(Recorded data)
%%
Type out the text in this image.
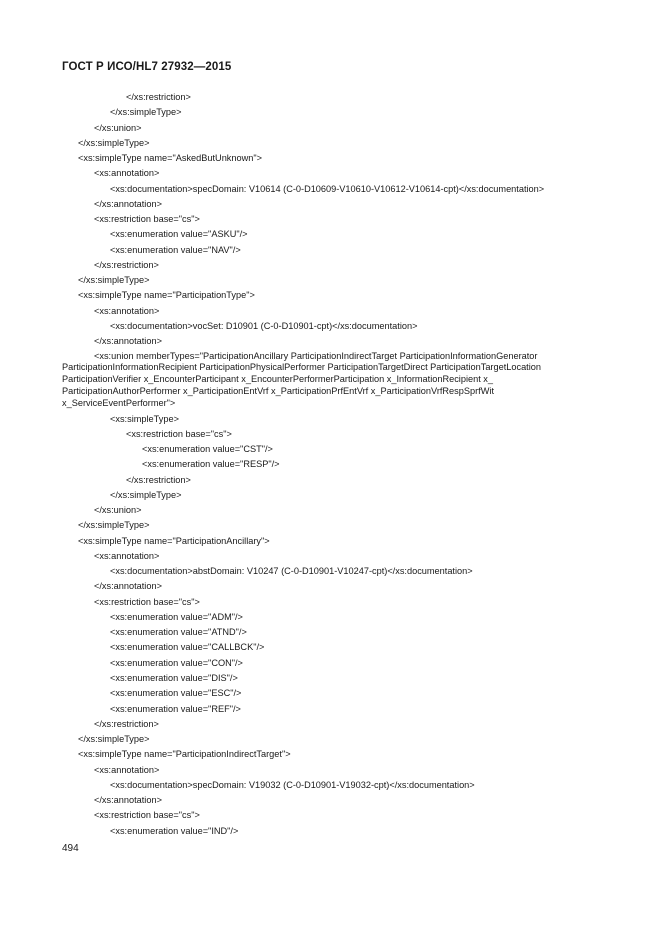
ГОСТ Р ИСО/HL7 27932—2015
</xs:restriction>
</xs:simpleType>
</xs:union>
</xs:simpleType>
<xs:simpleType name="AskedButUnknown">
<xs:annotation>
<xs:documentation>specDomain: V10614 (C-0-D10609-V10610-V10612-V10614-cpt)</xs:documentation>
</xs:annotation>
<xs:restriction base="cs">
<xs:enumeration value="ASKU"/>
<xs:enumeration value="NAV"/>
</xs:restriction>
</xs:simpleType>
<xs:simpleType name="ParticipationType">
<xs:annotation>
<xs:documentation>vocSet: D10901 (C-0-D10901-cpt)</xs:documentation>
</xs:annotation>
<xs:union memberTypes="ParticipationAncillary ParticipationIndirectTarget ParticipationInformationGenerator
ParticipationInformationRecipient ParticipationPhysicalPerformer ParticipationTargetDirect ParticipationTargetLocation
ParticipationVerifier x_EncounterParticipant x_EncounterPerformerParticipation x_InformationRecipient x_
ParticipationAuthorPerformer x_ParticipationEntVrf x_ParticipationPrfEntVrf x_ParticipationVrfRespSprfWit
x_ServiceEventPerformer">
<xs:simpleType>
<xs:restriction base="cs">
<xs:enumeration value="CST"/>
<xs:enumeration value="RESP"/>
</xs:restriction>
</xs:simpleType>
</xs:union>
</xs:simpleType>
<xs:simpleType name="ParticipationAncillary">
<xs:annotation>
<xs:documentation>abstDomain: V10247 (C-0-D10901-V10247-cpt)</xs:documentation>
</xs:annotation>
<xs:restriction base="cs">
<xs:enumeration value="ADM"/>
<xs:enumeration value="ATND"/>
<xs:enumeration value="CALLBCK"/>
<xs:enumeration value="CON"/>
<xs:enumeration value="DIS"/>
<xs:enumeration value="ESC"/>
<xs:enumeration value="REF"/>
</xs:restriction>
</xs:simpleType>
<xs:simpleType name="ParticipationIndirectTarget">
<xs:annotation>
<xs:documentation>specDomain: V19032 (C-0-D10901-V19032-cpt)</xs:documentation>
</xs:annotation>
<xs:restriction base="cs">
<xs:enumeration value="IND"/>
494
%%
— EXERCISE GOAL —
Copy each line of the listing that contains the string "enumeration".

— CORRECT RESPONSE —
<xs:enumeration value="ASKU"/>
<xs:enumeration value="NAV"/>
<xs:enumeration value="CST"/>
<xs:enumeration value="RESP"/>
<xs:enumeration value="ADM"/>
<xs:enumeration value="ATND"/>
<xs:enumeration value="CALLBCK"/>
<xs:enumeration value="CON"/>
<xs:enumeration value="DIS"/>
<xs:enumeration value="ESC"/>
<xs:enumeration value="REF"/>
<xs:enumeration value="IND"/>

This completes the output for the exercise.